◆ DATA TO USE ◆
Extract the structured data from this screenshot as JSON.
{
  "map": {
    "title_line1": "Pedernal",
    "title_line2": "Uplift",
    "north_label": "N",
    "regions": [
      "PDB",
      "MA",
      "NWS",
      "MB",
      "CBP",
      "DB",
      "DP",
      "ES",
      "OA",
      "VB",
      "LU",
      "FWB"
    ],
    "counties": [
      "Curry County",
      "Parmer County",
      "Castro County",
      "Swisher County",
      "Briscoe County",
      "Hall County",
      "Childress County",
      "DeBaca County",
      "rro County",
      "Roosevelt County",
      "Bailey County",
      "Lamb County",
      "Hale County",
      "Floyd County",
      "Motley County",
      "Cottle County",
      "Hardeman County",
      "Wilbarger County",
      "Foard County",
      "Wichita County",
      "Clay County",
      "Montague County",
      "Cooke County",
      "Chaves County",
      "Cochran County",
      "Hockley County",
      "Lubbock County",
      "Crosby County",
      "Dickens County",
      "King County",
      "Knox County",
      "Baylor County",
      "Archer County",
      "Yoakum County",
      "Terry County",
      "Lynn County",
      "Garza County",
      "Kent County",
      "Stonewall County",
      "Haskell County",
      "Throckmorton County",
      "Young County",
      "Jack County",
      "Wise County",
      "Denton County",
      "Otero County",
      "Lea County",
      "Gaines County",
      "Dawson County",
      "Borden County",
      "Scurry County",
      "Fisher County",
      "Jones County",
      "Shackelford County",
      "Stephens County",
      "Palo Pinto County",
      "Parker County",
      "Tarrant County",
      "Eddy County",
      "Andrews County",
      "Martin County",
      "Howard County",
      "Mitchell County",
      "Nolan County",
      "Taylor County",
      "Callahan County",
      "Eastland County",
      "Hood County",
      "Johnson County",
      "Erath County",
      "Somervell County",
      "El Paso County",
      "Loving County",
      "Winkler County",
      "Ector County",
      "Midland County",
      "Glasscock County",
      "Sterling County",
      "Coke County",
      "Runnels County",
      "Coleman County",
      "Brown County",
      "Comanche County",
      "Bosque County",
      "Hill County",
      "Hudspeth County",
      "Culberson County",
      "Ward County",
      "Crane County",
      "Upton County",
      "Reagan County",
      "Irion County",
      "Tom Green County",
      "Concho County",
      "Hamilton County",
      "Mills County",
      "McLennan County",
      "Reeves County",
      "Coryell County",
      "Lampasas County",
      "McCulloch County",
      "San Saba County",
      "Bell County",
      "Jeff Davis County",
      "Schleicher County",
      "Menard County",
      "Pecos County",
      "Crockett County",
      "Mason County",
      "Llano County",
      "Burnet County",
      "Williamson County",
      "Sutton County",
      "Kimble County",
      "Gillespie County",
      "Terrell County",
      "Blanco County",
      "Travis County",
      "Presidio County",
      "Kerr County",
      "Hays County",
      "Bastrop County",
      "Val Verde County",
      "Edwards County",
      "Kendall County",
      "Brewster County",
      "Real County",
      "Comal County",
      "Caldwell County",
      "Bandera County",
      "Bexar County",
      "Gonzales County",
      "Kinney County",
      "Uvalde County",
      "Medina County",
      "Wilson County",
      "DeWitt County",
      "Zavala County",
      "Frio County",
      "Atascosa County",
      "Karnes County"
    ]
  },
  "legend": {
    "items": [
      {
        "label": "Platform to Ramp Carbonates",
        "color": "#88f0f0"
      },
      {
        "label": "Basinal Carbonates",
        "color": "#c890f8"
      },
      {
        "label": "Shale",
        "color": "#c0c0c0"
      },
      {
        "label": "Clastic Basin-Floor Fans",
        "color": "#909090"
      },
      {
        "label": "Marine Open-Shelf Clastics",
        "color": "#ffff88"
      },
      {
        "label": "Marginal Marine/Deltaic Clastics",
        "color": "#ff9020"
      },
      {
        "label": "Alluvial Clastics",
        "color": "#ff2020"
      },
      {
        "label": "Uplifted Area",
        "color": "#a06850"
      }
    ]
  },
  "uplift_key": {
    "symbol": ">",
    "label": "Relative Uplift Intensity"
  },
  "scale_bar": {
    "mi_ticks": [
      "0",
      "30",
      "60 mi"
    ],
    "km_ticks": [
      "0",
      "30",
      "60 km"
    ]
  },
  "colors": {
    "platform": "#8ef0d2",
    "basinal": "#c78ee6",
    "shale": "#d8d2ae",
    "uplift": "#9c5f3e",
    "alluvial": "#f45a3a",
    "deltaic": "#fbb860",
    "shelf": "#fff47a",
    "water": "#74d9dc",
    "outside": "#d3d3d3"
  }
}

◆ PROBLEM TO SOLVE ◆
Output the full listing exactly as it stands.

◆ PROBLEM SOLUTION ◆
Extract the structured data from this screenshot as JSON.
{
  "map": {
    "title_line1": "Pedernal",
    "title_line2": "Uplift",
    "north_label": "N",
    "regions": [
      "PDB",
      "MA",
      "NWS",
      "MB",
      "CBP",
      "DB",
      "DP",
      "ES",
      "OA",
      "VB",
      "LU",
      "FWB"
    ],
    "counties": [
      "Curry County",
      "Parmer County",
      "Castro County",
      "Swisher County",
      "Briscoe County",
      "Hall County",
      "Childress County",
      "DeBaca County",
      "rro County",
      "Roosevelt County",
      "Bailey County",
      "Lamb County",
      "Hale County",
      "Floyd County",
      "Motley County",
      "Cottle County",
      "Hardeman County",
      "Wilbarger County",
      "Foard County",
      "Wichita County",
      "Clay County",
      "Montague County",
      "Cooke County",
      "Chaves County",
      "Cochran County",
      "Hockley County",
      "Lubbock County",
      "Crosby County",
      "Dickens County",
      "King County",
      "Knox County",
      "Baylor County",
      "Archer County",
      "Yoakum County",
      "Terry County",
      "Lynn County",
      "Garza County",
      "Kent County",
      "Stonewall County",
      "Haskell County",
      "Throckmorton County",
      "Young County",
      "Jack County",
      "Wise County",
      "Denton County",
      "Otero County",
      "Lea County",
      "Gaines County",
      "Dawson County",
      "Borden County",
      "Scurry County",
      "Fisher County",
      "Jones County",
      "Shackelford County",
      "Stephens County",
      "Palo Pinto County",
      "Parker County",
      "Tarrant County",
      "Eddy County",
      "Andrews County",
      "Martin County",
      "Howard County",
      "Mitchell County",
      "Nolan County",
      "Taylor County",
      "Callahan County",
      "Eastland County",
      "Hood County",
      "Johnson County",
      "Erath County",
      "Somervell County",
      "El Paso County",
      "Loving County",
      "Winkler County",
      "Ector County",
      "Midland County",
      "Glasscock County",
      "Sterling County",
      "Coke County",
      "Runnels County",
      "Coleman County",
      "Brown County",
      "Comanche County",
      "Bosque County",
      "Hill County",
      "Hudspeth County",
      "Culberson County",
      "Ward County",
      "Crane County",
      "Upton County",
      "Reagan County",
      "Irion County",
      "Tom Green County",
      "Concho County",
      "Hamilton County",
      "Mills County",
      "McLennan County",
      "Reeves County",
      "Coryell County",
      "Lampasas County",
      "McCulloch County",
      "San Saba County",
      "Bell County",
      "Jeff Davis County",
      "Schleicher County",
      "Menard County",
      "Pecos County",
      "Crockett County",
      "Mason County",
      "Llano County",
      "Burnet County",
      "Williamson County",
      "Sutton County",
      "Kimble County",
      "Gillespie County",
      "Terrell County",
      "Blanco County",
      "Travis County",
      "Presidio County",
      "Kerr County",
      "Hays County",
      "Bastrop County",
      "Val Verde County",
      "Edwards County",
      "Kendall County",
      "Brewster County",
      "Real County",
      "Comal County",
      "Caldwell County",
      "Bandera County",
      "Bexar County",
      "Gonzales County",
      "Kinney County",
      "Uvalde County",
      "Medina County",
      "Wilson County",
      "DeWitt County",
      "Zavala County",
      "Frio County",
      "Atascosa County",
      "Karnes County"
    ]
  },
  "legend": {
    "items": [
      {
        "label": "Platform to Ramp Carbonates",
        "color": "#88f0f0"
      },
      {
        "label": "Basinal Carbonates",
        "color": "#c890f8"
      },
      {
        "label": "Shale",
        "color": "#c0c0c0"
      },
      {
        "label": "Clastic Basin-Floor Fans",
        "color": "#909090"
      },
      {
        "label": "Marine Open-Shelf Clastics",
        "color": "#ffff88"
      },
      {
        "label": "Marginal Marine/Deltaic Clastics",
        "color": "#ff9020"
      },
      {
        "label": "Alluvial Clastics",
        "color": "#ff2020"
      },
      {
        "label": "Uplifted Area",
        "color": "#a06850"
      }
    ]
  },
  "uplift_key": {
    "symbol": ">",
    "label": "Relative Uplift Intensity"
  },
  "scale_bar": {
    "mi_ticks": [
      "0",
      "30",
      "60 mi"
    ],
    "km_ticks": [
      "0",
      "30",
      "60 km"
    ]
  },
  "colors": {
    "platform": "#8ef0d2",
    "basinal": "#c78ee6",
    "shale": "#d8d2ae",
    "uplift": "#9c5f3e",
    "alluvial": "#f45a3a",
    "deltaic": "#fbb860",
    "shelf": "#fff47a",
    "water": "#74d9dc",
    "outside": "#d3d3d3"
  }
}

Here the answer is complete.